## EXERCISE BRIEF
Return every line below in which "CTAB" appears.

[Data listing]
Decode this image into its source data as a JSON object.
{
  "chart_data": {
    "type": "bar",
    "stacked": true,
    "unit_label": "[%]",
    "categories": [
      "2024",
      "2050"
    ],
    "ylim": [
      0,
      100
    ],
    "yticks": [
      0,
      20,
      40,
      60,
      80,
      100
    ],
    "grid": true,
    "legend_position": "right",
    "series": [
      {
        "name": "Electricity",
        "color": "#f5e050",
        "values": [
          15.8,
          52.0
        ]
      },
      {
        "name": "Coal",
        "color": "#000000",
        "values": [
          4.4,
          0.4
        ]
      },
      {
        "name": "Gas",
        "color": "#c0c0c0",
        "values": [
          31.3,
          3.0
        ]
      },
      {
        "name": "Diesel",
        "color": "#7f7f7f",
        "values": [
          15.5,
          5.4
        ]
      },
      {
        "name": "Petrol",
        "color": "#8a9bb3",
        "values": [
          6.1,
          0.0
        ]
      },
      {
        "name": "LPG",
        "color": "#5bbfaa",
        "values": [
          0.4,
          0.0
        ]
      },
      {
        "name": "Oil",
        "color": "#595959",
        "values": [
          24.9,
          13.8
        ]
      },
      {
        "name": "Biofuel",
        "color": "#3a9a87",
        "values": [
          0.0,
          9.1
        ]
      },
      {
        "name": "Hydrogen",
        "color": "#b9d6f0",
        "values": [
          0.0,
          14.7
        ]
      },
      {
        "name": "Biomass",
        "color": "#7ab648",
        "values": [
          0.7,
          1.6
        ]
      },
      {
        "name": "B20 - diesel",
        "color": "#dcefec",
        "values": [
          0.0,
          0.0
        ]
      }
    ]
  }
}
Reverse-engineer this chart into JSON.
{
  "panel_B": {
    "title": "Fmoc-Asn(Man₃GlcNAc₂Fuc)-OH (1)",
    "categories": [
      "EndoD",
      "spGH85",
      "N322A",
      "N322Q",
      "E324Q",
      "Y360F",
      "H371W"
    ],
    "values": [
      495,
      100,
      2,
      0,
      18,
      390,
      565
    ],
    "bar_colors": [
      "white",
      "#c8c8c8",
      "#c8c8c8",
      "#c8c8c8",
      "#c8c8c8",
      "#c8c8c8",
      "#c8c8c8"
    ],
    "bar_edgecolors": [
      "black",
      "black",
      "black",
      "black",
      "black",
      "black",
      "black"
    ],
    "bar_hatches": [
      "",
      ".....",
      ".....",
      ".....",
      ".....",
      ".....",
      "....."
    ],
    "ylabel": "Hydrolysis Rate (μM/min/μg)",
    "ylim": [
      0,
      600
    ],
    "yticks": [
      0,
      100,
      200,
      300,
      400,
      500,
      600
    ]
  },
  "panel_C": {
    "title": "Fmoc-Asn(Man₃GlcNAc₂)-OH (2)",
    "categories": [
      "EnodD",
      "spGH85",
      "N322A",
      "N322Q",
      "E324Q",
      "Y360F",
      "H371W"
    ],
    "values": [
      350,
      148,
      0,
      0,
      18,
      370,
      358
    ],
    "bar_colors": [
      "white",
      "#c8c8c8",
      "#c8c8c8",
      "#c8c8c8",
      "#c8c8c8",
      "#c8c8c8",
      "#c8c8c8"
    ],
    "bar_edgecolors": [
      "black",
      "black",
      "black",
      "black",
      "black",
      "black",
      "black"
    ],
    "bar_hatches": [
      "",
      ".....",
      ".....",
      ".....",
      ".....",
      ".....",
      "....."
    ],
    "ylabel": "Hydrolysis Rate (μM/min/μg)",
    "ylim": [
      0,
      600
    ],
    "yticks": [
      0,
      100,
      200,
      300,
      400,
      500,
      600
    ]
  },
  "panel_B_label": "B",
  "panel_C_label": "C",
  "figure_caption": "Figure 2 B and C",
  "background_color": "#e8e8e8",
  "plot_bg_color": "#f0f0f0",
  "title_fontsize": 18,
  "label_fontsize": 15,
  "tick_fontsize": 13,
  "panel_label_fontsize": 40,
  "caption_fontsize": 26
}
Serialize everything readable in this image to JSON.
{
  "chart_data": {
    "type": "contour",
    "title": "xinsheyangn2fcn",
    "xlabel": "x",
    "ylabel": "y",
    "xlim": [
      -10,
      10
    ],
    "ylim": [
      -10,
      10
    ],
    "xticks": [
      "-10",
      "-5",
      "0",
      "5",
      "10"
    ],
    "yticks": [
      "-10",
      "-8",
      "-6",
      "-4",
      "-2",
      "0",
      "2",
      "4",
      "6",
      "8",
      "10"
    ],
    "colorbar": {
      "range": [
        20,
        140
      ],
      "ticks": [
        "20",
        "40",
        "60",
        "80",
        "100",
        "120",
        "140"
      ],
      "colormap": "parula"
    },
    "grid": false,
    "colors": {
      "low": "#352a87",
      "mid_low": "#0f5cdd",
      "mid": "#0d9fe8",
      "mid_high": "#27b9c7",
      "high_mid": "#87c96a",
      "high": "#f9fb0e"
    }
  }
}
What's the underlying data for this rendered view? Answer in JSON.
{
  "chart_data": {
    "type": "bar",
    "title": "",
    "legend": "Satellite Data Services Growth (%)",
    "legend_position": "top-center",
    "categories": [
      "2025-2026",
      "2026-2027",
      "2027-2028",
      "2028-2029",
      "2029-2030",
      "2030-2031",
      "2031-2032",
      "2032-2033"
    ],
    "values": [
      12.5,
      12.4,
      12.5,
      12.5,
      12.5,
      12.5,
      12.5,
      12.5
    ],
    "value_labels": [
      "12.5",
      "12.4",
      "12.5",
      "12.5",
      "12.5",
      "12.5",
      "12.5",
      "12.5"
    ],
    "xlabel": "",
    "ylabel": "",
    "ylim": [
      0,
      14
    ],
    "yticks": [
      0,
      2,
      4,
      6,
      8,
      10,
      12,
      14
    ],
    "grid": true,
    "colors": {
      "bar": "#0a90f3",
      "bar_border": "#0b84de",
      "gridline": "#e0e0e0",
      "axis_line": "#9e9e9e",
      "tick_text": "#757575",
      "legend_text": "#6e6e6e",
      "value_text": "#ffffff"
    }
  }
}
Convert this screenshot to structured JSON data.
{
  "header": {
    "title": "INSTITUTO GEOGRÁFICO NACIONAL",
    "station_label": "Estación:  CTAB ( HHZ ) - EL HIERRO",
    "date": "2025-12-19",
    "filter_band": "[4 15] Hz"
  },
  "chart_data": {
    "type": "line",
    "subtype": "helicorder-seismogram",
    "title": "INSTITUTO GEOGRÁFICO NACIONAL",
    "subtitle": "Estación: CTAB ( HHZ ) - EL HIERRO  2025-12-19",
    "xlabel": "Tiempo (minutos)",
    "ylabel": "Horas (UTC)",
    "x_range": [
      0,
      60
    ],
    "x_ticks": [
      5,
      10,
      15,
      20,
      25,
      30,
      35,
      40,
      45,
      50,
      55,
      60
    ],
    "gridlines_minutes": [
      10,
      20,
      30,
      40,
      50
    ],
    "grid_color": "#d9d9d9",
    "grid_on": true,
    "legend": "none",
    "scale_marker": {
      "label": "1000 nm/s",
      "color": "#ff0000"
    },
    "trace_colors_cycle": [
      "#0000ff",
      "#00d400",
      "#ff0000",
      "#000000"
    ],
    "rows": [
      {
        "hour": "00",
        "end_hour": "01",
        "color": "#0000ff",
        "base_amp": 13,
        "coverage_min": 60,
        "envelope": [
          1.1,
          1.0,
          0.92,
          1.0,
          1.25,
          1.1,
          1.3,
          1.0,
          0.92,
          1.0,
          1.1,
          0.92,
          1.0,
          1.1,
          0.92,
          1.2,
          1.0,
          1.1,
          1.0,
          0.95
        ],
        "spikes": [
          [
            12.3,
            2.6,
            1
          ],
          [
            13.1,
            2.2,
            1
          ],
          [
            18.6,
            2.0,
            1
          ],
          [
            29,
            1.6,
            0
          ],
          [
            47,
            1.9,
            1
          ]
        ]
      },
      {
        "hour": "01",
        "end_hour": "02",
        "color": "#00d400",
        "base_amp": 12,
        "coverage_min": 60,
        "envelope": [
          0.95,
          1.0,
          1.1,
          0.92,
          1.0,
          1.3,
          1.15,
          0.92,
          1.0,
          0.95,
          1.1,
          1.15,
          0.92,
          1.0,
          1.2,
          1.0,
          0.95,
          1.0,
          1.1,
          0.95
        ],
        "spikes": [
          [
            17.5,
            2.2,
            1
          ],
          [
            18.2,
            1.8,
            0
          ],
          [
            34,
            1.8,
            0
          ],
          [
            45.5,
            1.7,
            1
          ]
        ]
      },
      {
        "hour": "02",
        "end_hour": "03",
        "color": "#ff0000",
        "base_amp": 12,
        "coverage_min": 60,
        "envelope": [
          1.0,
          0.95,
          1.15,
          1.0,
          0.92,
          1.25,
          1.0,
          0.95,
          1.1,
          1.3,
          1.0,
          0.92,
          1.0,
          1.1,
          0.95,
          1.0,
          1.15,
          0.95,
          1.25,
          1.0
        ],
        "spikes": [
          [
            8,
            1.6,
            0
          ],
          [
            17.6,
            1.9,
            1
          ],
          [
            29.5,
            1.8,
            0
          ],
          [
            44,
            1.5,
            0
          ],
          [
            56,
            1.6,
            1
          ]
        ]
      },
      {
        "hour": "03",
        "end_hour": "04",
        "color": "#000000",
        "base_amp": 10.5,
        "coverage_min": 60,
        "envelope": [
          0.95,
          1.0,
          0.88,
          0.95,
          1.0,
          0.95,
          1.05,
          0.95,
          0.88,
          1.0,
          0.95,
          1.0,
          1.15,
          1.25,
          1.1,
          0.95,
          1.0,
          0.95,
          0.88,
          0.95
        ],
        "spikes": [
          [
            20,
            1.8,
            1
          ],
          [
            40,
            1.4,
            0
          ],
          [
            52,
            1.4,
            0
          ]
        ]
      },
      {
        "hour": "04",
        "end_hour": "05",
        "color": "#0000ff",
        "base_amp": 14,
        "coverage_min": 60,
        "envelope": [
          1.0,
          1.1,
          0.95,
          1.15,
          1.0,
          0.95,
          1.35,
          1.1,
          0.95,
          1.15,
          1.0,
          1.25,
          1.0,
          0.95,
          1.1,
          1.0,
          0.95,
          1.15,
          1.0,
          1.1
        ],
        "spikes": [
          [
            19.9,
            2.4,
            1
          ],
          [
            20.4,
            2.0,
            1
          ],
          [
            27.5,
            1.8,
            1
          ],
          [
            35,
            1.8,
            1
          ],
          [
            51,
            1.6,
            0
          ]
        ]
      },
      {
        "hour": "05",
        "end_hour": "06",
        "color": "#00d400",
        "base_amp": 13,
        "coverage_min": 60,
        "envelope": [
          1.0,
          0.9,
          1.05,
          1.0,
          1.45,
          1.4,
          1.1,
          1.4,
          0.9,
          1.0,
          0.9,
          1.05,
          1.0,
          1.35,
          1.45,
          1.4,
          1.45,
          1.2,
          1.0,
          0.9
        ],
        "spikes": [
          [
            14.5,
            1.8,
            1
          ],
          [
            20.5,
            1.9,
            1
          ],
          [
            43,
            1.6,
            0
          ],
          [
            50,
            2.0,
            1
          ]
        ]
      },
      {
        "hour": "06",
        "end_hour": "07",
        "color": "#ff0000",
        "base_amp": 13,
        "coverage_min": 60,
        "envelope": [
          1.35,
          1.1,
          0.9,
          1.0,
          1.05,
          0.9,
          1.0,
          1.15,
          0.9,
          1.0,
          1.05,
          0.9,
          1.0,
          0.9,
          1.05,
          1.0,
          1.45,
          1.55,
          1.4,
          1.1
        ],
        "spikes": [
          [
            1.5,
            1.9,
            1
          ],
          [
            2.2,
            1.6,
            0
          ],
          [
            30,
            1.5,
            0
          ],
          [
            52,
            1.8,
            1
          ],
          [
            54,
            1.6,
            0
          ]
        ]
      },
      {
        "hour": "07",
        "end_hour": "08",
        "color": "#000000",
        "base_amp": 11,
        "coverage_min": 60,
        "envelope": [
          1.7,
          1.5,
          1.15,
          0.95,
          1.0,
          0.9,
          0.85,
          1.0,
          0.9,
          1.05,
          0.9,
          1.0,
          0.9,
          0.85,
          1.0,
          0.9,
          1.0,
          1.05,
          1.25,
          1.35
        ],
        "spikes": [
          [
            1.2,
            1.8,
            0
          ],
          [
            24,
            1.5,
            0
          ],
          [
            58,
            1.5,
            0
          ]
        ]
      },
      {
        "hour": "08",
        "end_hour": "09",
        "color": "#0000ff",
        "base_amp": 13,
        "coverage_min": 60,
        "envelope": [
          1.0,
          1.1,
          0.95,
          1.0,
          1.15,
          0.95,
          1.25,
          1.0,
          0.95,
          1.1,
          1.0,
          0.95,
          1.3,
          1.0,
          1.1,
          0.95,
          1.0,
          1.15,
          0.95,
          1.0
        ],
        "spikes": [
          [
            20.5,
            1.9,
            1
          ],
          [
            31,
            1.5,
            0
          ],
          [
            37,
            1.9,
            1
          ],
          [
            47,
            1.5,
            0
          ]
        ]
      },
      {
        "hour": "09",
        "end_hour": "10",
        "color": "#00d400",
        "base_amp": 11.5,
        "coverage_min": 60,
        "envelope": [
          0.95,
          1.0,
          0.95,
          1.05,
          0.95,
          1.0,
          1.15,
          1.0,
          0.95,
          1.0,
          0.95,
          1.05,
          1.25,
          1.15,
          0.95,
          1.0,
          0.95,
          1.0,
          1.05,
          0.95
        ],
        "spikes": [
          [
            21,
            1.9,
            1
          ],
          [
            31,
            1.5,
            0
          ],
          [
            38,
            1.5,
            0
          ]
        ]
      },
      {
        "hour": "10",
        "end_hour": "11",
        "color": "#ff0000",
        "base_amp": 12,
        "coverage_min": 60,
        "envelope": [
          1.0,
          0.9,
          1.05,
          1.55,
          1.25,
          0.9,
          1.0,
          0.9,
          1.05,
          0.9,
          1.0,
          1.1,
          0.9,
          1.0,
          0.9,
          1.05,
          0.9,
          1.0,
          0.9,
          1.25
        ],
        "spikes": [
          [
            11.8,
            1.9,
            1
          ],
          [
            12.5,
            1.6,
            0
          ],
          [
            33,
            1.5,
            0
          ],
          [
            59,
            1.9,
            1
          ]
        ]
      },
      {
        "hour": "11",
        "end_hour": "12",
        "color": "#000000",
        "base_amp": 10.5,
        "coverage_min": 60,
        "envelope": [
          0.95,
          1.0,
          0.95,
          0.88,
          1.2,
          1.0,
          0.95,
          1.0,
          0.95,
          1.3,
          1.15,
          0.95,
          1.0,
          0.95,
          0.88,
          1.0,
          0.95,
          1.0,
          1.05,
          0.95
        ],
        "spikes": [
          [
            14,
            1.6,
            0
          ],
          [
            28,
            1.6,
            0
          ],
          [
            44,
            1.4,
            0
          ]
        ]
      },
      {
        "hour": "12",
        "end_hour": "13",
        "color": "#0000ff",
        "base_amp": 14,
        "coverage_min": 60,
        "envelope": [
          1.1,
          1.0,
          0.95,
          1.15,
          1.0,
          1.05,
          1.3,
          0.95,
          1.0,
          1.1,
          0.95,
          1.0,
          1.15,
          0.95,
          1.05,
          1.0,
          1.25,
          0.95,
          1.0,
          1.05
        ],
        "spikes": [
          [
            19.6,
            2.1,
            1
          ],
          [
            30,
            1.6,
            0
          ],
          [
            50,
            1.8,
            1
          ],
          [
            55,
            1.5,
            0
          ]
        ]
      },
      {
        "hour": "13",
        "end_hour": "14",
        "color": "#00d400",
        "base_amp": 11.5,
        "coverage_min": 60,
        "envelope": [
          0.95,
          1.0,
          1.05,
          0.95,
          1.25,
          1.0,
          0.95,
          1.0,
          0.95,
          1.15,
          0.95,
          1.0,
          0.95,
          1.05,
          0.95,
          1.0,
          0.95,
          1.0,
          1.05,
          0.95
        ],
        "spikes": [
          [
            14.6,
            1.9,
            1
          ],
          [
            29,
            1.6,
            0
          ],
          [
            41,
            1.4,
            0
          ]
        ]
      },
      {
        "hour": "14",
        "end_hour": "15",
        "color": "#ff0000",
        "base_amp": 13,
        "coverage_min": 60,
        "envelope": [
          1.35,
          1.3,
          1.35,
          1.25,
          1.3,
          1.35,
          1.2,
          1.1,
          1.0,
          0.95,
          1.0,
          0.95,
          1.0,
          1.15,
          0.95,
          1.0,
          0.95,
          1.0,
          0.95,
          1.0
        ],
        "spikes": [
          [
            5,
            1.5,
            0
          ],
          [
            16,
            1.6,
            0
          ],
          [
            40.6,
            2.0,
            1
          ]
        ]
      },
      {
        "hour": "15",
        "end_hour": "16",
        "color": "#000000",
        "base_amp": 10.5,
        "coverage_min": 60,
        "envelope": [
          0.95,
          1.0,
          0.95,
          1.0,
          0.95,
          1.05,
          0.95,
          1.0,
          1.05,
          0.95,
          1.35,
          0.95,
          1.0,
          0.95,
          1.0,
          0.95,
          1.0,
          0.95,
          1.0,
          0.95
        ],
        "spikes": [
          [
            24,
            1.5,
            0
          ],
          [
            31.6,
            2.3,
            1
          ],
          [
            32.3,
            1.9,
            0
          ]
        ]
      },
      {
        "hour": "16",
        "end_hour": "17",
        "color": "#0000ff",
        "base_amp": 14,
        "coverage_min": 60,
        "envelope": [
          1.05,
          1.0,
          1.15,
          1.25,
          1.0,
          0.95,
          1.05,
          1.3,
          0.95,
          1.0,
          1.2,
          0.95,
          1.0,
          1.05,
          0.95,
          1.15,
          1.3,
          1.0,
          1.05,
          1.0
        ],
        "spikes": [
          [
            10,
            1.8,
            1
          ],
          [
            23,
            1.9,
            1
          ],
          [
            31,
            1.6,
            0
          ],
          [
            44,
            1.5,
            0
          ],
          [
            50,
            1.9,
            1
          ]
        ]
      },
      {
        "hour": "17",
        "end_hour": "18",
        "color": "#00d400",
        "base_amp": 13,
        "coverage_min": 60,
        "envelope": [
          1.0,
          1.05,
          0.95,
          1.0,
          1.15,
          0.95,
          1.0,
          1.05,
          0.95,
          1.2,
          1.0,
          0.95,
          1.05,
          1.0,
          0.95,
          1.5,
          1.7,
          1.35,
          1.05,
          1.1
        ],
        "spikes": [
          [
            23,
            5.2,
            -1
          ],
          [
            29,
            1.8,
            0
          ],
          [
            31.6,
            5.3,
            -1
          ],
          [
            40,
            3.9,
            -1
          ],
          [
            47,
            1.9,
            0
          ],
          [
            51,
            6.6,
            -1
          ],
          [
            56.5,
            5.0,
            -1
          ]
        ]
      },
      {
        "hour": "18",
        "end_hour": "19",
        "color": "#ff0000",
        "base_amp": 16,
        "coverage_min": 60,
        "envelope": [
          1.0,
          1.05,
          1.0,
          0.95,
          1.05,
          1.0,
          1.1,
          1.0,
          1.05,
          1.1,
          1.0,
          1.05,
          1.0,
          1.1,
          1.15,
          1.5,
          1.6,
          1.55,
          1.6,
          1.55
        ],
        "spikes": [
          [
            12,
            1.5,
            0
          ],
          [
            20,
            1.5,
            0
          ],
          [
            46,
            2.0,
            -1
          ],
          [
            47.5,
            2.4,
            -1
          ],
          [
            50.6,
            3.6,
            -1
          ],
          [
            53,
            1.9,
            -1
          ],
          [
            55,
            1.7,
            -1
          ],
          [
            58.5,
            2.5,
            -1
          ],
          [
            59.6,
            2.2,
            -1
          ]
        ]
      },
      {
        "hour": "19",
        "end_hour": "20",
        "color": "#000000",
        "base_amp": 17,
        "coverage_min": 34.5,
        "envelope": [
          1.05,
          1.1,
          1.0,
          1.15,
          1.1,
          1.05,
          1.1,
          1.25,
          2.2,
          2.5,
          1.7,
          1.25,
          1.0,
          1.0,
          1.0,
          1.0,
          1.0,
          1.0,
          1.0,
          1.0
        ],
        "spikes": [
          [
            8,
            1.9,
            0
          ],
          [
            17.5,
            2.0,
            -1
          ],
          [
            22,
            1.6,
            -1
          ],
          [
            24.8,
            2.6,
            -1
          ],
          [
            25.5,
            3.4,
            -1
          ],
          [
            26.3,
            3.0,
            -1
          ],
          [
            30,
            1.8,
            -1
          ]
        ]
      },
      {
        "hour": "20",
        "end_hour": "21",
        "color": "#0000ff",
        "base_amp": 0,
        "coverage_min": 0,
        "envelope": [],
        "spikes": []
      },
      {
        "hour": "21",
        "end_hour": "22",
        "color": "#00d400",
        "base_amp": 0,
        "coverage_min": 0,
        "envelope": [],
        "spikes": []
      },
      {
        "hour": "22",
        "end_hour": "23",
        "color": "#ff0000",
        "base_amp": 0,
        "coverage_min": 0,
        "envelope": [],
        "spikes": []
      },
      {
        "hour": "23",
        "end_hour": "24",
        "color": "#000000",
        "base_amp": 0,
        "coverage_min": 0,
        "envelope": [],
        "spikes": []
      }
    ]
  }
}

## EXERCISE SOLUTION
    "station_label": "Estación:  CTAB ( HHZ ) - EL HIERRO",
    "subtitle": "Estación: CTAB ( HHZ ) - EL HIERRO  2025-12-19",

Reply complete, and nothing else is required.